▶ Instructions to follow: Exactly reproduce all the records, keeping pictures out of the copy.

━━━━━ Provided records ━━━━━

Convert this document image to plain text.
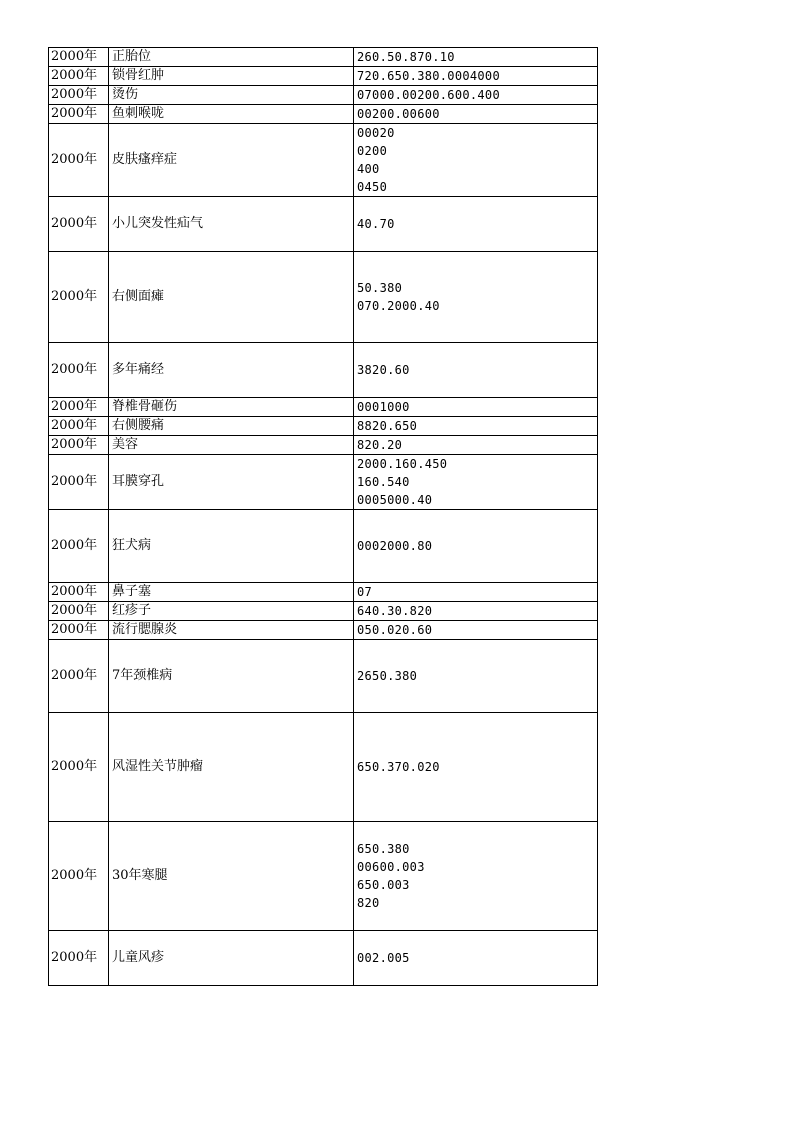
2000年	正胎位	260.50.870.10

2000年	锁骨红肿	720.650.380.0004000

2000年	烫伤	07000.00200.600.400

2000年	鱼刺喉咙	00200.00600

2000年	皮肤瘙痒症	00020
0200
400
0450

2000年	小儿突发性疝气	40.70

2000年	右侧面瘫	50.380
070.2000.40

2000年	多年痛经	3820.60

2000年	脊椎骨砸伤	0001000

2000年	右侧腰痛	8820.650

2000年	美容	820.20

2000年	耳膜穿孔	2000.160.450
160.540
0005000.40

2000年	狂犬病	0002000.80

2000年	鼻子塞	07

2000年	红疹子	640.30.820

2000年	流行腮腺炎	050.020.60

2000年	7年颈椎病	2650.380

2000年	风湿性关节肿瘤	650.370.020

2000年	30年寒腿	650.380
00600.003
650.003
820

2000年	儿童风疹	002.005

━━━━━

▶ Result for this exercise:
Convert this document image to plain text.
2000年	正胎位	260.50.870.10

2000年	锁骨红肿	720.650.380.0004000

2000年	烫伤	07000.00200.600.400

2000年	鱼刺喉咙	00200.00600

2000年	皮肤瘙痒症	00020
0200
400
0450

2000年	小儿突发性疝气	40.70

2000年	右侧面瘫	50.380
070.2000.40

2000年	多年痛经	3820.60

2000年	脊椎骨砸伤	0001000

2000年	右侧腰痛	8820.650

2000年	美容	820.20

2000年	耳膜穿孔	2000.160.450
160.540
0005000.40

2000年	狂犬病	0002000.80

2000年	鼻子塞	07

2000年	红疹子	640.30.820

2000年	流行腮腺炎	050.020.60

2000年	7年颈椎病	2650.380

2000年	风湿性关节肿瘤	650.370.020

2000年	30年寒腿	650.380
00600.003
650.003
820

2000年	儿童风疹	002.005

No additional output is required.